All lines featuring the string "label" are to be listed.

-- start INPUT ROWS --

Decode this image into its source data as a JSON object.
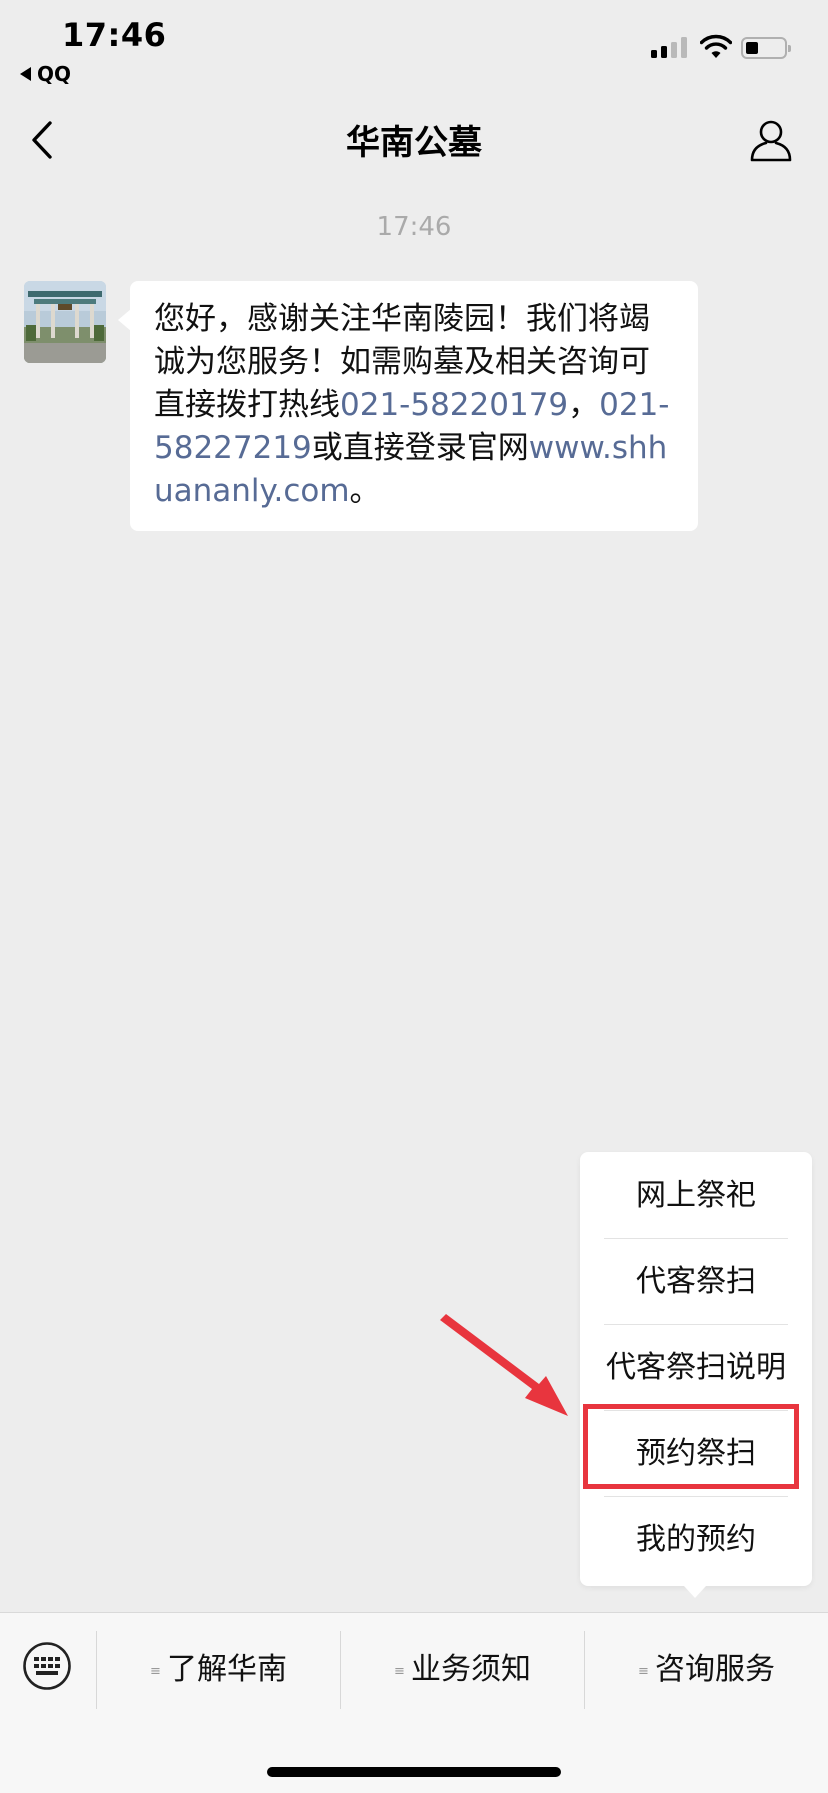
{
  "status_bar": {
    "time": "17:46",
    "back_app": "QQ",
    "signal_bars": 4,
    "signal_active": 2,
    "battery_level": 0.25
  },
  "nav": {
    "title": "华南公墓",
    "back_icon": "chevron-left-icon",
    "profile_icon": "person-icon"
  },
  "chat": {
    "timestamp": "17:46",
    "avatar_icon": "memorial-gate-photo",
    "message": {
      "text_1": "您好，感谢关注华南陵园！我们将竭诚为您服务！如需购墓及相关咨询可直接拨打热线",
      "phone_1": "021-58220179",
      "text_2": "，",
      "phone_2": "021-58227219",
      "text_3": "或直接登录官网",
      "website": "www.shhuananly.com",
      "text_4": "。"
    }
  },
  "popup_menu": {
    "items": [
      {
        "label": "网上祭祀"
      },
      {
        "label": "代客祭扫"
      },
      {
        "label": "代客祭扫说明"
      },
      {
        "label": "预约祭扫",
        "highlighted": true
      },
      {
        "label": "我的预约"
      }
    ]
  },
  "bottom_menu": {
    "keyboard_icon": "keyboard-icon",
    "items": [
      {
        "label": "了解华南"
      },
      {
        "label": "业务须知"
      },
      {
        "label": "咨询服务",
        "highlighted": true
      }
    ]
  },
  "colors": {
    "background": "#ededed",
    "link": "#576b95",
    "highlight": "#e8353e",
    "bubble": "#ffffff"
  }
}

-- end INPUT ROWS --

** RESPONSE BELOW **
        "label": "网上祭祀"
        "label": "代客祭扫"
        "label": "代客祭扫说明"
        "label": "预约祭扫",
        "label": "我的预约"
        "label": "了解华南"
        "label": "业务须知"
        "label": "咨询服务",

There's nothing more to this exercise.